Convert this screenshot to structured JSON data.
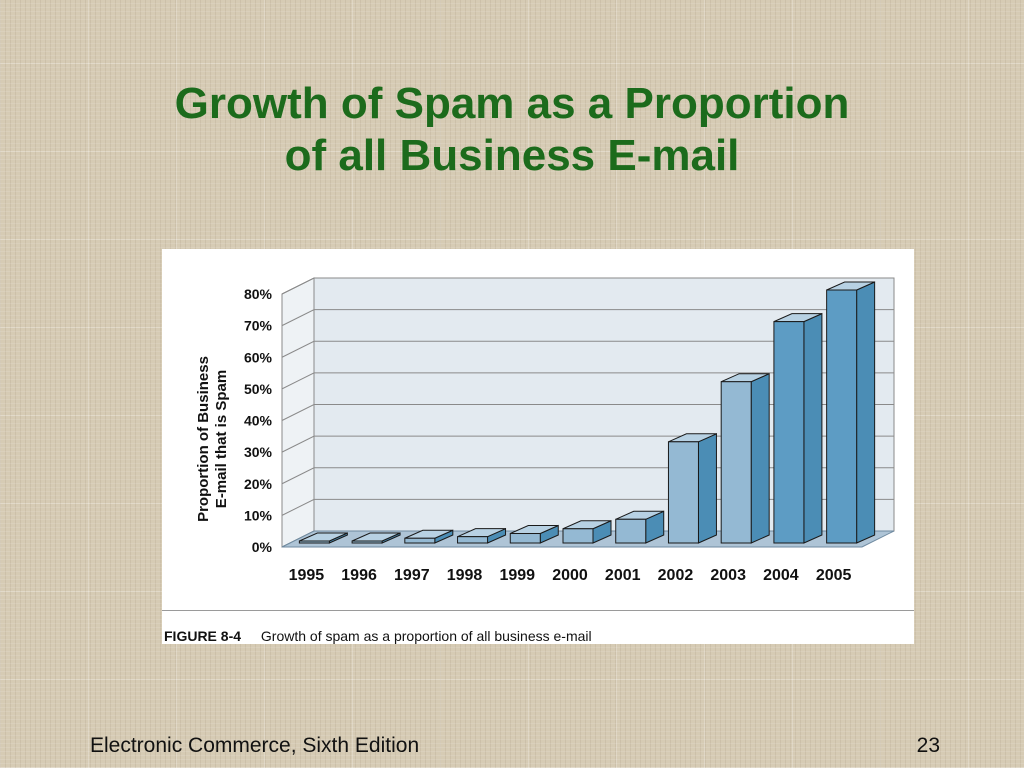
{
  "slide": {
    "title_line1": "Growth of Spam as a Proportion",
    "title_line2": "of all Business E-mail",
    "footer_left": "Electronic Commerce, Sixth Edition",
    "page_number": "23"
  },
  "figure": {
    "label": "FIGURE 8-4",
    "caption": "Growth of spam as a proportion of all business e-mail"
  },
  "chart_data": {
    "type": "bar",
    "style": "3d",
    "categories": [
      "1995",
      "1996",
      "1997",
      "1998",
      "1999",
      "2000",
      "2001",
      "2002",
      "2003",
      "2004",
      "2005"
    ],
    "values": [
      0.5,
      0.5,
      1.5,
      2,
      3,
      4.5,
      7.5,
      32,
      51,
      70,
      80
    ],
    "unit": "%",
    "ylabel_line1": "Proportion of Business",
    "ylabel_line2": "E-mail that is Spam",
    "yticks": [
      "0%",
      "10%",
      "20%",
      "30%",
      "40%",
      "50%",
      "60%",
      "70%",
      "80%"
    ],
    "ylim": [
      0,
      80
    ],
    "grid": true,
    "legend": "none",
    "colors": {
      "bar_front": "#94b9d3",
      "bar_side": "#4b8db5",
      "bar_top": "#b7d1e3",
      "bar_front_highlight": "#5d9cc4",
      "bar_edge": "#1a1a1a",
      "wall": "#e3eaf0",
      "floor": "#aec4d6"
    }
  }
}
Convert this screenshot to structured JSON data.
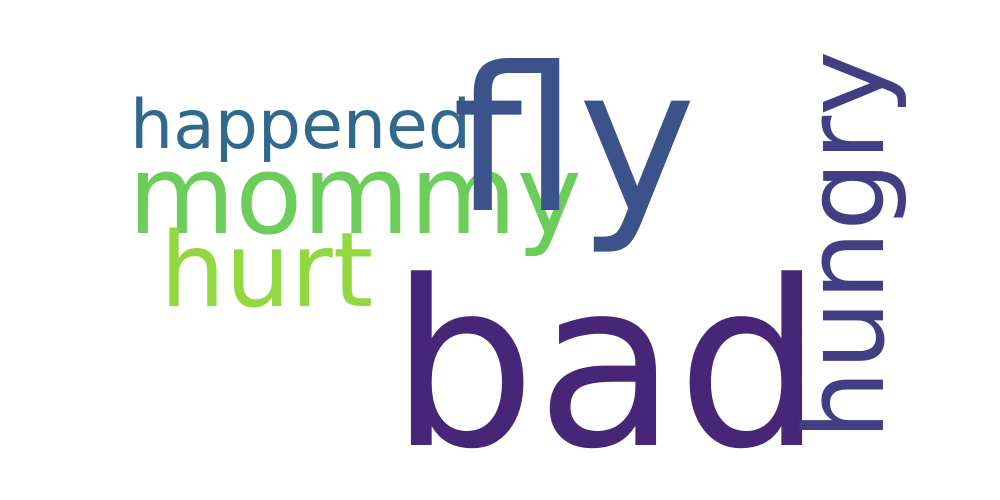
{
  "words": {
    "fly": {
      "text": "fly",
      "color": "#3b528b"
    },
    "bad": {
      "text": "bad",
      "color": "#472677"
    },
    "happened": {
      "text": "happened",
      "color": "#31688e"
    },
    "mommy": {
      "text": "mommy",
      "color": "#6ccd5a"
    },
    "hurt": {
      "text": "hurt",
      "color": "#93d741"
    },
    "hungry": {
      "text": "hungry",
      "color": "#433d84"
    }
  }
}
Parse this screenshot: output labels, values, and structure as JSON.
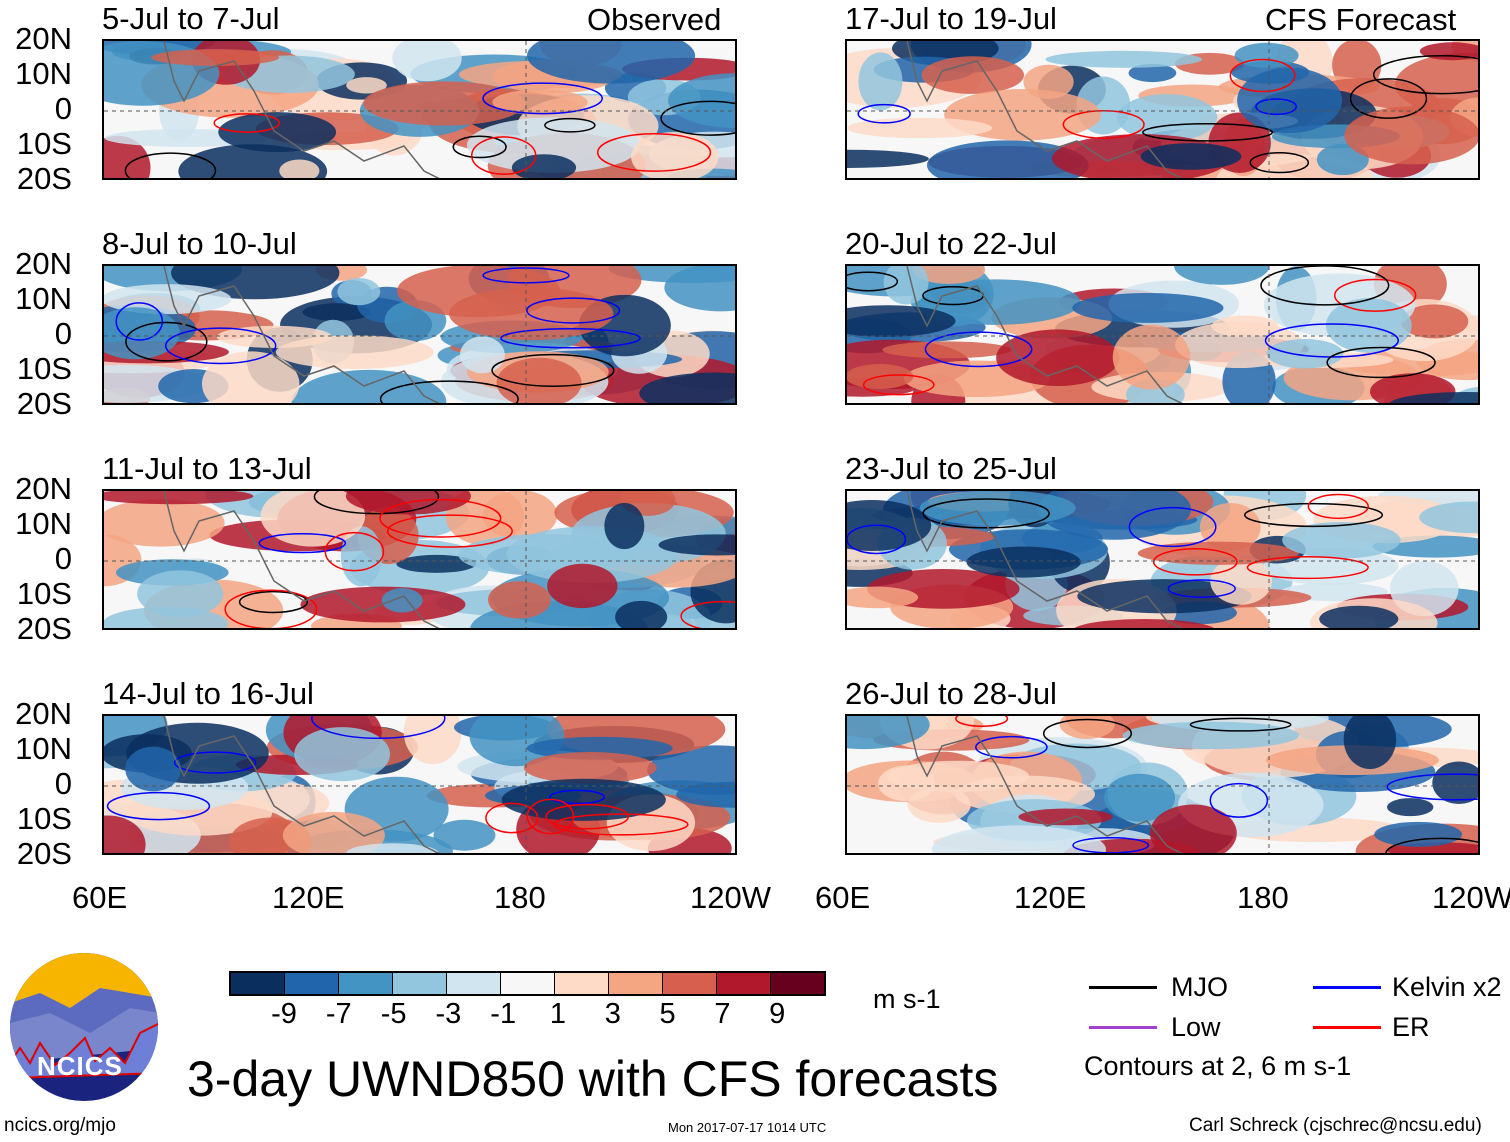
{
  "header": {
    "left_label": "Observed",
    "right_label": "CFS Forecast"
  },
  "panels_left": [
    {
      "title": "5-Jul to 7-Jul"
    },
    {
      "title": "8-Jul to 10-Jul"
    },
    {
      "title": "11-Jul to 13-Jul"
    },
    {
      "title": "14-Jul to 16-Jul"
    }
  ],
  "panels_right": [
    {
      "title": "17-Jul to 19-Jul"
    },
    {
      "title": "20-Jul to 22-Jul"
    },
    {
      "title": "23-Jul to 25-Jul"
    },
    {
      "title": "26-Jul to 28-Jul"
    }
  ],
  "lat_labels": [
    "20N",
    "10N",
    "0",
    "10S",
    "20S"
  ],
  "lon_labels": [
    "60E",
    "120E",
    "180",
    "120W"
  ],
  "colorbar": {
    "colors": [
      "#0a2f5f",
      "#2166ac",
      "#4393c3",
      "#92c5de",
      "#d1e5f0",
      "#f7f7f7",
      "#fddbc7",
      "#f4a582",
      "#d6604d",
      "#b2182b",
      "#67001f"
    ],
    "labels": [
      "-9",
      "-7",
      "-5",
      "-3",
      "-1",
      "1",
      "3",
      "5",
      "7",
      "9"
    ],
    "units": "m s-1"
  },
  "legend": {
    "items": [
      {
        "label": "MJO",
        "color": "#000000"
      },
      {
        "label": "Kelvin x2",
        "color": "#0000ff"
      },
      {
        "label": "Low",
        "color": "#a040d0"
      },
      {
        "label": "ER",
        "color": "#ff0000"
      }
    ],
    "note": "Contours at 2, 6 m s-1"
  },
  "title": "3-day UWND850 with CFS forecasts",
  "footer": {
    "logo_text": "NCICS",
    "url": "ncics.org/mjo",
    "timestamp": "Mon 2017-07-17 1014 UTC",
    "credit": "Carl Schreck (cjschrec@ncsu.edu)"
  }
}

==

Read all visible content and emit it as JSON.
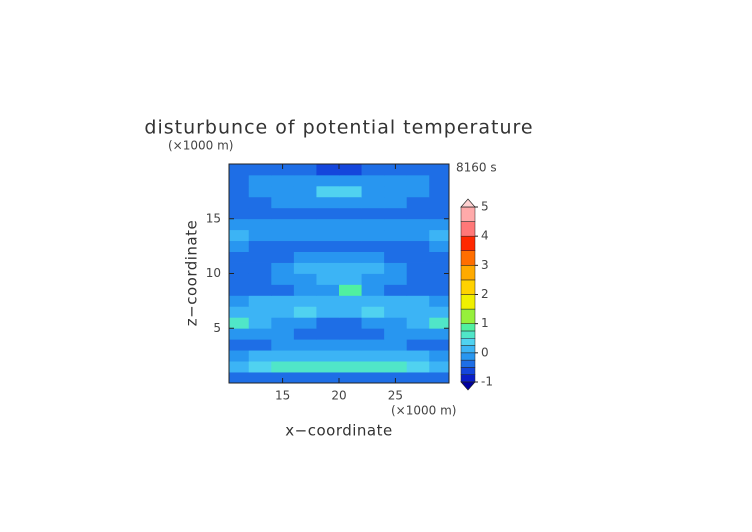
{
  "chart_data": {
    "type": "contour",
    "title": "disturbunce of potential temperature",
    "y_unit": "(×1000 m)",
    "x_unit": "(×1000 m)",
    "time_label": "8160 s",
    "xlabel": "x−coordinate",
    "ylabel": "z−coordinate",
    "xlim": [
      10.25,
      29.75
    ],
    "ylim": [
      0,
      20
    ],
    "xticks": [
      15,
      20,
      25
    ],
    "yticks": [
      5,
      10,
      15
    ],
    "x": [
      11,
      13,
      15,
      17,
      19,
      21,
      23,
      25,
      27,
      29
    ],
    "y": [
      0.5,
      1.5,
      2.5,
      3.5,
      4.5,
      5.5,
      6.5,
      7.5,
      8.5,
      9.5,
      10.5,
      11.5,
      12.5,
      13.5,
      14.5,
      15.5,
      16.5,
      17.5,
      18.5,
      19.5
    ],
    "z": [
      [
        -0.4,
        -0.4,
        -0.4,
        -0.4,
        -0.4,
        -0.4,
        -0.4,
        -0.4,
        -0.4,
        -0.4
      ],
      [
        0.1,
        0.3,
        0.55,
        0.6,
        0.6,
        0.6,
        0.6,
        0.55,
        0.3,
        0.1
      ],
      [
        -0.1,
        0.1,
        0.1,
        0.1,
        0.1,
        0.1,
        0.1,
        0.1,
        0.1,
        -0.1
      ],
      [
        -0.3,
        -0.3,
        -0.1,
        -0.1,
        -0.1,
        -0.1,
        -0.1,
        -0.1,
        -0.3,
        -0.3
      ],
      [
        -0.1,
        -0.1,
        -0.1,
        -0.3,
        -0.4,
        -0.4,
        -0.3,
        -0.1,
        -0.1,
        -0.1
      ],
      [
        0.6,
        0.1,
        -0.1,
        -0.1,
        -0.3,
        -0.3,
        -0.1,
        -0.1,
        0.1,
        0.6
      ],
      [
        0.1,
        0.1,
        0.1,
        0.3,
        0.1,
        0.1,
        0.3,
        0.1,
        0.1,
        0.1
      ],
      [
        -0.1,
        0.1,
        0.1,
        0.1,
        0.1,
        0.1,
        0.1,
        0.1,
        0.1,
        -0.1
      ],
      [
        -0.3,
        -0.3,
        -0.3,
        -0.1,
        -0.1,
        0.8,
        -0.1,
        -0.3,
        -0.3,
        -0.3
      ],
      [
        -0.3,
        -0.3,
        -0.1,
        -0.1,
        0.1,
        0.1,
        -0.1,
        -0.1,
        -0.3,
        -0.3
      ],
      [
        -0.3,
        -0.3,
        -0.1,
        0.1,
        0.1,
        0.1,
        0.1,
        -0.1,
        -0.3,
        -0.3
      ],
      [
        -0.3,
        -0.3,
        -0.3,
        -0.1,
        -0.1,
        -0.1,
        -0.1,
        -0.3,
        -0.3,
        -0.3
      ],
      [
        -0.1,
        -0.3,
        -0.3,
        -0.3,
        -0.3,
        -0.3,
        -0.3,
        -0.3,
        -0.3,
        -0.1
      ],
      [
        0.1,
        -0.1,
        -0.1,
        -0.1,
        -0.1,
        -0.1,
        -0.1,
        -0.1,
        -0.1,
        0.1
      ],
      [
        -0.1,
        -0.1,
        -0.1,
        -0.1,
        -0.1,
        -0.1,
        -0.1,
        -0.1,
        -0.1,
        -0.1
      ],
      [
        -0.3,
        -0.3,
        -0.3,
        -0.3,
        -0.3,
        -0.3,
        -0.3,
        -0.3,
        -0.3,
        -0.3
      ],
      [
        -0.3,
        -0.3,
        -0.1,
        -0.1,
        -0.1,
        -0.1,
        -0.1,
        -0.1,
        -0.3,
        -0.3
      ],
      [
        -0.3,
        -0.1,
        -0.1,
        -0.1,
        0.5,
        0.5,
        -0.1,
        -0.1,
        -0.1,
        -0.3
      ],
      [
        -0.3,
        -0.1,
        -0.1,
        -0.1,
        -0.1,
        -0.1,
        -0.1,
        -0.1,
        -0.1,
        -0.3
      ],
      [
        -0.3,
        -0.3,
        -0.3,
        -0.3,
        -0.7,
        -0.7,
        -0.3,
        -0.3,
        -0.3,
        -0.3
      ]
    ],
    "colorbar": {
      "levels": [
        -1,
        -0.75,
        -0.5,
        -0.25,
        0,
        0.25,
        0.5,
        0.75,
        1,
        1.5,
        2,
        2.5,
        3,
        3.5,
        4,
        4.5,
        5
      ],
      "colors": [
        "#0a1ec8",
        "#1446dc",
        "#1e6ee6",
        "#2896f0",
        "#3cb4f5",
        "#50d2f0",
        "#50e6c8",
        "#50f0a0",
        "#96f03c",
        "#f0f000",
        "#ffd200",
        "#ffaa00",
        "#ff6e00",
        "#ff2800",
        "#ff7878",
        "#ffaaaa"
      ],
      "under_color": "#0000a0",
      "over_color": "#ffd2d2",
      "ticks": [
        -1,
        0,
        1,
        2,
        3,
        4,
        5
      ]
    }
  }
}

◆ Task requirements:
From the material above, gather all lines that include the string "mail" and copy them.

◆ In response:
    "title_line2": "of all Business E-mail",
    "caption": "Growth of spam as a proportion of all business e-mail"
    "ylabel_line2": "E-mail that is Spam",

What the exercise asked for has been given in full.